**DIRECTIONS:** From the listing below, pull out the lines that hold "color".

— BEGIN ROWS —

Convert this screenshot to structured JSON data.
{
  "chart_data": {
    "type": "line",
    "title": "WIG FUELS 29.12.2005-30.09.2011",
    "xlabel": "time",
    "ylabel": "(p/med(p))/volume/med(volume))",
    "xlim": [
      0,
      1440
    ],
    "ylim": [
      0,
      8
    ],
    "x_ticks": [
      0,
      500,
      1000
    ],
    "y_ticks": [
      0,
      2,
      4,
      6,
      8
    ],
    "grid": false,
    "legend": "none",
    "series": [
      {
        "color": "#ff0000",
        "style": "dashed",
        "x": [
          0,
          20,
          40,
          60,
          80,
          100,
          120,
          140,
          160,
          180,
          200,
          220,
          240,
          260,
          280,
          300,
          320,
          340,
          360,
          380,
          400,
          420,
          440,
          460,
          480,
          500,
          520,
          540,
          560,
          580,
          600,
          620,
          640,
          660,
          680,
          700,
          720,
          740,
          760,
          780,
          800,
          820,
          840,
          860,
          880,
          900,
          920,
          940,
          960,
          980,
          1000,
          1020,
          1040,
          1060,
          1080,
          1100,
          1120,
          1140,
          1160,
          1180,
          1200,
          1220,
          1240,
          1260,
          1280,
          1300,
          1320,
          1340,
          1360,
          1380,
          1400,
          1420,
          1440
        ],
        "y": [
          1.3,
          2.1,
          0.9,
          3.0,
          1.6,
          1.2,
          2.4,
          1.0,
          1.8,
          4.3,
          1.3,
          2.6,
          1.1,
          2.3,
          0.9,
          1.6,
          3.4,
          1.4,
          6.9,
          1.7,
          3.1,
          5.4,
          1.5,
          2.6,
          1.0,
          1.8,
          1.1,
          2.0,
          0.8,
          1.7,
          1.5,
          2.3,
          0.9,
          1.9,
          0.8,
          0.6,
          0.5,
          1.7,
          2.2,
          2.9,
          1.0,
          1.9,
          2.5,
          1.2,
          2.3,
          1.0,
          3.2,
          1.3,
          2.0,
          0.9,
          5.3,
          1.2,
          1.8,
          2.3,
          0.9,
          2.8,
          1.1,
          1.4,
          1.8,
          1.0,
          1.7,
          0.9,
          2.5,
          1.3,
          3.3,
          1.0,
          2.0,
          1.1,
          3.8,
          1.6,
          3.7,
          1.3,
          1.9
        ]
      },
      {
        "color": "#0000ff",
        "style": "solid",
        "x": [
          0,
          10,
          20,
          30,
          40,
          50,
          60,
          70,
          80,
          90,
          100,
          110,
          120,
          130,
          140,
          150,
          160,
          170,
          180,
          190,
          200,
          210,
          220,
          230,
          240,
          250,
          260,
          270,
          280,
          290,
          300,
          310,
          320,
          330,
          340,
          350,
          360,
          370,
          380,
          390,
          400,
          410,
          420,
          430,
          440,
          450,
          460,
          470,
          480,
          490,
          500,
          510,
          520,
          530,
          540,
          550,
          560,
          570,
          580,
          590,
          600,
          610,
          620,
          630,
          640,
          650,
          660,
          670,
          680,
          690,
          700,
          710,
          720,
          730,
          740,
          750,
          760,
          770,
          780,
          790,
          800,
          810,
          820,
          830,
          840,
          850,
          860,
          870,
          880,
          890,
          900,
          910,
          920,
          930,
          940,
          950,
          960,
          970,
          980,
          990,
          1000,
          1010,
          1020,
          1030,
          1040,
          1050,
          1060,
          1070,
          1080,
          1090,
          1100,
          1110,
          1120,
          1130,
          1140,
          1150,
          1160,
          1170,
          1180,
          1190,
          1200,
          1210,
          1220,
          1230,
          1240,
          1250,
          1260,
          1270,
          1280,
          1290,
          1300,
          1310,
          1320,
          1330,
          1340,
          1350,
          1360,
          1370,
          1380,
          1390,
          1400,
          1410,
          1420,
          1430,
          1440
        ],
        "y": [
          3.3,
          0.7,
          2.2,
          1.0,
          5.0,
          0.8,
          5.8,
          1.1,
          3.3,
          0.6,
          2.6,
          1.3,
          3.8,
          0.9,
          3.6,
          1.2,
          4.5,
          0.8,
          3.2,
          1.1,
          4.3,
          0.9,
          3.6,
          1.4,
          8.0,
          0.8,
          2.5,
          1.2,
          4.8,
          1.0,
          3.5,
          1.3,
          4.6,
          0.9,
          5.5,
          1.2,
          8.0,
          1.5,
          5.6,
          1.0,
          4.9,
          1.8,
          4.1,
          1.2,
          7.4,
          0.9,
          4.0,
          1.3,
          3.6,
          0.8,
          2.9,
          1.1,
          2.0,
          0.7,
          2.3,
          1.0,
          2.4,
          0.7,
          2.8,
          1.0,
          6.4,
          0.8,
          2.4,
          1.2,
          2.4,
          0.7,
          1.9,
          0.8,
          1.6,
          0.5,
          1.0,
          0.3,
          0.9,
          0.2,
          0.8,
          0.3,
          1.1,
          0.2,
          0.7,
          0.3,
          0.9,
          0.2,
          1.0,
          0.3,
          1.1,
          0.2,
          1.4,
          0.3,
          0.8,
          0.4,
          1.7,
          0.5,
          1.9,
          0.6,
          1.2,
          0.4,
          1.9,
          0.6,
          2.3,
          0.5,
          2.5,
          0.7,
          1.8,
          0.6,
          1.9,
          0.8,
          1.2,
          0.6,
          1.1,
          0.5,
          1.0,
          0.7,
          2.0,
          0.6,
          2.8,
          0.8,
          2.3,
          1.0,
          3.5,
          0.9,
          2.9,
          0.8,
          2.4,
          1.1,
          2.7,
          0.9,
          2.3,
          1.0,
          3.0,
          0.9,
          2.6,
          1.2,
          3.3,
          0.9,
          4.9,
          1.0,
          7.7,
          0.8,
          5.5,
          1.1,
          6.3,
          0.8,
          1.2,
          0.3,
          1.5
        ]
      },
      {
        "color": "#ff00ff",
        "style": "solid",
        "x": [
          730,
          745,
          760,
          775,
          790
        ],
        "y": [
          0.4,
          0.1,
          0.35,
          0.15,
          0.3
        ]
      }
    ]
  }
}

— END ROWS —

**TASK RESULT:**
        "color": "#ff0000",
        "color": "#0000ff",
        "color": "#ff00ff",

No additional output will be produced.